» WHAT TO WORK ON: Your task is to repeat all of the material exactly.

» MATERIALS PROVIDED:
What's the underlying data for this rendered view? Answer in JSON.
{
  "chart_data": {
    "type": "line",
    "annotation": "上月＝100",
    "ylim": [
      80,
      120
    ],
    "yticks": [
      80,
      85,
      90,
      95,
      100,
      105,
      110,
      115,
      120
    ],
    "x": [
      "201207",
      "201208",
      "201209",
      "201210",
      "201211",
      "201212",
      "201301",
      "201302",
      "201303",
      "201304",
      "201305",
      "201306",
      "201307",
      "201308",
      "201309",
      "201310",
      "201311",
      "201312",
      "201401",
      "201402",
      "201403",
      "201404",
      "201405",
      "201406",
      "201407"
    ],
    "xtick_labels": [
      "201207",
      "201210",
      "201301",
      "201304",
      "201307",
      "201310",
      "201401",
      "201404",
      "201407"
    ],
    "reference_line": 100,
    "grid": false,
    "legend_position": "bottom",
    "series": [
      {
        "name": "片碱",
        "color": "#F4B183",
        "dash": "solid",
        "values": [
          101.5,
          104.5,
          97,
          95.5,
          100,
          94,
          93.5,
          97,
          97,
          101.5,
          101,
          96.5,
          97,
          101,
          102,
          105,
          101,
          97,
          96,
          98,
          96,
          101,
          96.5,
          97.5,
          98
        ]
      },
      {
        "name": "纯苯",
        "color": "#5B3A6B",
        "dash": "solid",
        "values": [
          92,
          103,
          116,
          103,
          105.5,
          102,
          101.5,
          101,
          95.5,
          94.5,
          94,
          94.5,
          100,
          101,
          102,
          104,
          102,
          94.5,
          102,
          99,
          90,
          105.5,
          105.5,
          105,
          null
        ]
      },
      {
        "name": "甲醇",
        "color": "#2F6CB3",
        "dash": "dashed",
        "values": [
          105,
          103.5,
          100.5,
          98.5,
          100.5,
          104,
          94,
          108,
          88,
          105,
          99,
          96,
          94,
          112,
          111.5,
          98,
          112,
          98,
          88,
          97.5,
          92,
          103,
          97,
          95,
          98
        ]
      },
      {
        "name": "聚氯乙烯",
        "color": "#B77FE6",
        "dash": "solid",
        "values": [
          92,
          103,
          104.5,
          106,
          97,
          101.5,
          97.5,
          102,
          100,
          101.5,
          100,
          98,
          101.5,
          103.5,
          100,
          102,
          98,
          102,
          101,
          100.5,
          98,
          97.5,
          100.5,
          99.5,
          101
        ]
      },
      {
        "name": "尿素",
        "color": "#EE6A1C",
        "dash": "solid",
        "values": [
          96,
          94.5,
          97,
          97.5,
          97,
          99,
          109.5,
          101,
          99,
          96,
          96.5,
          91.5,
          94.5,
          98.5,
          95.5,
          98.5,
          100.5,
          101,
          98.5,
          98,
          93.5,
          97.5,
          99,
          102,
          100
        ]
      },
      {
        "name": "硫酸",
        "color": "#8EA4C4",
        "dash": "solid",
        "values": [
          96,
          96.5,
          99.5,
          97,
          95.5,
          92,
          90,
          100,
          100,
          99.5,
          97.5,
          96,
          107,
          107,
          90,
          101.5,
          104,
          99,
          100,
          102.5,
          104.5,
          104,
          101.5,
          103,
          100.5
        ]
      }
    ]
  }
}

» REPLY TO THE EXERCISE:
What's the underlying data for this rendered view? Answer in JSON.
{
  "chart_data": {
    "type": "line",
    "annotation": "上月＝100",
    "ylim": [
      80,
      120
    ],
    "yticks": [
      80,
      85,
      90,
      95,
      100,
      105,
      110,
      115,
      120
    ],
    "x": [
      "201207",
      "201208",
      "201209",
      "201210",
      "201211",
      "201212",
      "201301",
      "201302",
      "201303",
      "201304",
      "201305",
      "201306",
      "201307",
      "201308",
      "201309",
      "201310",
      "201311",
      "201312",
      "201401",
      "201402",
      "201403",
      "201404",
      "201405",
      "201406",
      "201407"
    ],
    "xtick_labels": [
      "201207",
      "201210",
      "201301",
      "201304",
      "201307",
      "201310",
      "201401",
      "201404",
      "201407"
    ],
    "reference_line": 100,
    "grid": false,
    "legend_position": "bottom",
    "series": [
      {
        "name": "片碱",
        "color": "#F4B183",
        "dash": "solid",
        "values": [
          101.5,
          104.5,
          97,
          95.5,
          100,
          94,
          93.5,
          97,
          97,
          101.5,
          101,
          96.5,
          97,
          101,
          102,
          105,
          101,
          97,
          96,
          98,
          96,
          101,
          96.5,
          97.5,
          98
        ]
      },
      {
        "name": "纯苯",
        "color": "#5B3A6B",
        "dash": "solid",
        "values": [
          92,
          103,
          116,
          103,
          105.5,
          102,
          101.5,
          101,
          95.5,
          94.5,
          94,
          94.5,
          100,
          101,
          102,
          104,
          102,
          94.5,
          102,
          99,
          90,
          105.5,
          105.5,
          105,
          null
        ]
      },
      {
        "name": "甲醇",
        "color": "#2F6CB3",
        "dash": "dashed",
        "values": [
          105,
          103.5,
          100.5,
          98.5,
          100.5,
          104,
          94,
          108,
          88,
          105,
          99,
          96,
          94,
          112,
          111.5,
          98,
          112,
          98,
          88,
          97.5,
          92,
          103,
          97,
          95,
          98
        ]
      },
      {
        "name": "聚氯乙烯",
        "color": "#B77FE6",
        "dash": "solid",
        "values": [
          92,
          103,
          104.5,
          106,
          97,
          101.5,
          97.5,
          102,
          100,
          101.5,
          100,
          98,
          101.5,
          103.5,
          100,
          102,
          98,
          102,
          101,
          100.5,
          98,
          97.5,
          100.5,
          99.5,
          101
        ]
      },
      {
        "name": "尿素",
        "color": "#EE6A1C",
        "dash": "solid",
        "values": [
          96,
          94.5,
          97,
          97.5,
          97,
          99,
          109.5,
          101,
          99,
          96,
          96.5,
          91.5,
          94.5,
          98.5,
          95.5,
          98.5,
          100.5,
          101,
          98.5,
          98,
          93.5,
          97.5,
          99,
          102,
          100
        ]
      },
      {
        "name": "硫酸",
        "color": "#8EA4C4",
        "dash": "solid",
        "values": [
          96,
          96.5,
          99.5,
          97,
          95.5,
          92,
          90,
          100,
          100,
          99.5,
          97.5,
          96,
          107,
          107,
          90,
          101.5,
          104,
          99,
          100,
          102.5,
          104.5,
          104,
          101.5,
          103,
          100.5
        ]
      }
    ]
  }
}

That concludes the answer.